§ **SET PROBLEM**: Collect all the lines that mention the word "localhost".

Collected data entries
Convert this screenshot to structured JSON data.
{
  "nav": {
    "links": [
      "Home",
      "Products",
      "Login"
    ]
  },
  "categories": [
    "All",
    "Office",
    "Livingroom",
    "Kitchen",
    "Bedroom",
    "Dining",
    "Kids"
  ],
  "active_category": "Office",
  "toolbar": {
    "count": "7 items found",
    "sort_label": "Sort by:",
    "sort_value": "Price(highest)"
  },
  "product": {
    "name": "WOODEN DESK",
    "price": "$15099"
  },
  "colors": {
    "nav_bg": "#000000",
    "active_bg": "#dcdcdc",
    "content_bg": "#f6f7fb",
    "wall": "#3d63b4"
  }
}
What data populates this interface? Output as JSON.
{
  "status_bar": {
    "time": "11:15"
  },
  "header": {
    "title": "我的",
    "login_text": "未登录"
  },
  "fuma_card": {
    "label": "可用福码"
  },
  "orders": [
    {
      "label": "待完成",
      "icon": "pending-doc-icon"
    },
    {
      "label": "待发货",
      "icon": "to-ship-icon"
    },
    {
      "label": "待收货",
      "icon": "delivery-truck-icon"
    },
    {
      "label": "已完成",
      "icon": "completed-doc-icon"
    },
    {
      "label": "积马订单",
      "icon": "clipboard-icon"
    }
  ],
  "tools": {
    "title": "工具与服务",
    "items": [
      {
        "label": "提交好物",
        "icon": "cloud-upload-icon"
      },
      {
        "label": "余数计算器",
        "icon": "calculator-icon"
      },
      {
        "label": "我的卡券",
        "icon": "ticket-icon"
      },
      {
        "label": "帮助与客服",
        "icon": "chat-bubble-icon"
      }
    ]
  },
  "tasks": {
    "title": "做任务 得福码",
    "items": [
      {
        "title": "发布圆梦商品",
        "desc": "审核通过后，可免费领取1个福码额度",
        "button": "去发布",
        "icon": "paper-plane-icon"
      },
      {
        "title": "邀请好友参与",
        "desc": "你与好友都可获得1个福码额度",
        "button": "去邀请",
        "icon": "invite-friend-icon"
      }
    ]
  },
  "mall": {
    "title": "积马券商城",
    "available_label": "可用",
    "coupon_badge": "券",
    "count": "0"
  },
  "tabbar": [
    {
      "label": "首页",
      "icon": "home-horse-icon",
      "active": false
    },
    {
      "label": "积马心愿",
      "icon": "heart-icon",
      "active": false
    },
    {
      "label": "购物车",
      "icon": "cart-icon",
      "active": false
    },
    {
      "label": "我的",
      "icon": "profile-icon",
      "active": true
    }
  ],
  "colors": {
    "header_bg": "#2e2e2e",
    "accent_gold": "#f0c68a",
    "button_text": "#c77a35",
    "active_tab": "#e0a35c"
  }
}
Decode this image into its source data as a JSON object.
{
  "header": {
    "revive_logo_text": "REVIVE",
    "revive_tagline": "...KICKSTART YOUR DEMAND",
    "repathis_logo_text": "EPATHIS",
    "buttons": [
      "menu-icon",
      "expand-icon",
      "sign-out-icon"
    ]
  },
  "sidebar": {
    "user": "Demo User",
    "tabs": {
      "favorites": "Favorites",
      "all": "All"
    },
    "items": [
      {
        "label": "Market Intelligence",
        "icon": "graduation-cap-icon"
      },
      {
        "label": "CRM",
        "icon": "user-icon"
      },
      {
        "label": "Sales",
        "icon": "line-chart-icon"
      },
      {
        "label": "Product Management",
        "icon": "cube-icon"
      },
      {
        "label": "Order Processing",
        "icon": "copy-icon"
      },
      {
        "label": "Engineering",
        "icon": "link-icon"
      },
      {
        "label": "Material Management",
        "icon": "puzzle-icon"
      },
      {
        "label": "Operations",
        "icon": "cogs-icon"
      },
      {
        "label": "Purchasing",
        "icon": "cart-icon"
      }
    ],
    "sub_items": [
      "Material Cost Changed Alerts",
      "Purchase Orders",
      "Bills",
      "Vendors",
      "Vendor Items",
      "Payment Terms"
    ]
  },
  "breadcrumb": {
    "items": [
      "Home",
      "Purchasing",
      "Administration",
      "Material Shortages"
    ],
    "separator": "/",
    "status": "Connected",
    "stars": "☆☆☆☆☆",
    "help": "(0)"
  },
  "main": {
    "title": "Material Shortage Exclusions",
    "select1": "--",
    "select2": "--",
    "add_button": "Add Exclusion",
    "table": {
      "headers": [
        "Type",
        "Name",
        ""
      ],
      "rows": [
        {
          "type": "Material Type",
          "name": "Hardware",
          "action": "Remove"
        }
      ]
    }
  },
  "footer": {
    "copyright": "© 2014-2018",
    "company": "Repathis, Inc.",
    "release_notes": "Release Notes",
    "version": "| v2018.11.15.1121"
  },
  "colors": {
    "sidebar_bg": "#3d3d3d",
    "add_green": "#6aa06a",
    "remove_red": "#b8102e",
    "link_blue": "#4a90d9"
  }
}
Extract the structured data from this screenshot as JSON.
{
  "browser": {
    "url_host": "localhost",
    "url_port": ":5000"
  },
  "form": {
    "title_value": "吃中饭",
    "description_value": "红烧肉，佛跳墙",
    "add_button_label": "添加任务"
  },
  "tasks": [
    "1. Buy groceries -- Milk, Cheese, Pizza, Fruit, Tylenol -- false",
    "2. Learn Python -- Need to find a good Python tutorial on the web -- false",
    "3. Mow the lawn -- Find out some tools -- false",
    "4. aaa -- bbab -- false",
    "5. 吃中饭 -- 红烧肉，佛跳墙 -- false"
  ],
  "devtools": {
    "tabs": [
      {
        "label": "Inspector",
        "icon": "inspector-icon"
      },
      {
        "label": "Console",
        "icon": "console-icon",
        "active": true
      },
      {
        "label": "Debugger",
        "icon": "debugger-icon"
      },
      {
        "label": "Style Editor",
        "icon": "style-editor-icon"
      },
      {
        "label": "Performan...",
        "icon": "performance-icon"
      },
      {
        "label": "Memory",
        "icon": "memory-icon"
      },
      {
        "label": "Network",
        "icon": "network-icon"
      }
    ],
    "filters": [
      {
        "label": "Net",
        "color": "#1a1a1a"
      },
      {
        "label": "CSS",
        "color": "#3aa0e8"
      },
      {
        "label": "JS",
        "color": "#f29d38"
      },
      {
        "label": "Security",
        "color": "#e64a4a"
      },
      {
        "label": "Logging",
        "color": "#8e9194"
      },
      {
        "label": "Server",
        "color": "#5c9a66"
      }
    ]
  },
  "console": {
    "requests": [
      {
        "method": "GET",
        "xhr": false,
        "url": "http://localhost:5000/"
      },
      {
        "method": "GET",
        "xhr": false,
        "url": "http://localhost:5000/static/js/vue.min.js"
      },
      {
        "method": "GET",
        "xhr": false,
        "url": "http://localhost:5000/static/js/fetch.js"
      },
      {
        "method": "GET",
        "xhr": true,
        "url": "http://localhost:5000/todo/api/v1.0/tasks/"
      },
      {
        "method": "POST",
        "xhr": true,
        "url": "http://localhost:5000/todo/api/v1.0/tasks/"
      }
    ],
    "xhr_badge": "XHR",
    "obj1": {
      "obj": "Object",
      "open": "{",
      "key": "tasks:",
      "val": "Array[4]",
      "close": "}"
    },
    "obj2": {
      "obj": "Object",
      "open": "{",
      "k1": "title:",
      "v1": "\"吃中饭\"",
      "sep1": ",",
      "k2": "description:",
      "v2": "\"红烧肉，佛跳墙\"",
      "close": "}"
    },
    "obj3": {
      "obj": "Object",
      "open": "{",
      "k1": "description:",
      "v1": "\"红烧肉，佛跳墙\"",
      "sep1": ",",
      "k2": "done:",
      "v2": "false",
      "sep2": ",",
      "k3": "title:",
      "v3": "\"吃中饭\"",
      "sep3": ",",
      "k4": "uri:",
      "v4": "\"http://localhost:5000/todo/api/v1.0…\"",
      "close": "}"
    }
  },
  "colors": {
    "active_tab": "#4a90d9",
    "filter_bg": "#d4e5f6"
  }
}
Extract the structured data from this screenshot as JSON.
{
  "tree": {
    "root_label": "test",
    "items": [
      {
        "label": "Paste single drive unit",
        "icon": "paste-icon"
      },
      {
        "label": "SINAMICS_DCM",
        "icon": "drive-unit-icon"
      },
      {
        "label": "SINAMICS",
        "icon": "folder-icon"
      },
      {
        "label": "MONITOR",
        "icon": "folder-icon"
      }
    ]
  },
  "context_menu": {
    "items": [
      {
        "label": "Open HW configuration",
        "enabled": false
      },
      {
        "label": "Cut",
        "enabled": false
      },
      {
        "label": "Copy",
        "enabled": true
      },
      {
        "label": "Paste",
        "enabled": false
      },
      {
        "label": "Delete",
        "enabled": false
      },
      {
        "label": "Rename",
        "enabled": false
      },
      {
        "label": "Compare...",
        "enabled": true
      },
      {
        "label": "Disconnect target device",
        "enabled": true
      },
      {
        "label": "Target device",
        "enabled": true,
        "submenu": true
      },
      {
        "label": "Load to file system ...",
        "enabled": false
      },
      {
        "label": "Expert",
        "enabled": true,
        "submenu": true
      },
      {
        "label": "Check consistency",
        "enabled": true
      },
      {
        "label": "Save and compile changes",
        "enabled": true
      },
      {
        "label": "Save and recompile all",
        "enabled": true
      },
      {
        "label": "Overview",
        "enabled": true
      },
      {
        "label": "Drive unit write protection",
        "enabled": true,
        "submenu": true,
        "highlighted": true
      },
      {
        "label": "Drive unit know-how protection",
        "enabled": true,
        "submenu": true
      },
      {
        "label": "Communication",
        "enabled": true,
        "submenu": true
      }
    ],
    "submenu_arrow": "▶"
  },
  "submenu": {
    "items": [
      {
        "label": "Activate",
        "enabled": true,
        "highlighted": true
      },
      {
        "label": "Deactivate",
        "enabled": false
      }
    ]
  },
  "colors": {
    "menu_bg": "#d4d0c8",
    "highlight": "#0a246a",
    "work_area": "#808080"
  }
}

§ **SOLUTION TO THE EXERCISE**:
    "url_host": "localhost",
        "url": "http://localhost:5000/"
        "url": "http://localhost:5000/static/js/vue.min.js"
        "url": "http://localhost:5000/static/js/fetch.js"
        "url": "http://localhost:5000/todo/api/v1.0/tasks/"
        "url": "http://localhost:5000/todo/api/v1.0/tasks/"
      "v4": "\"http://localhost:5000/todo/api/v1.0…\"",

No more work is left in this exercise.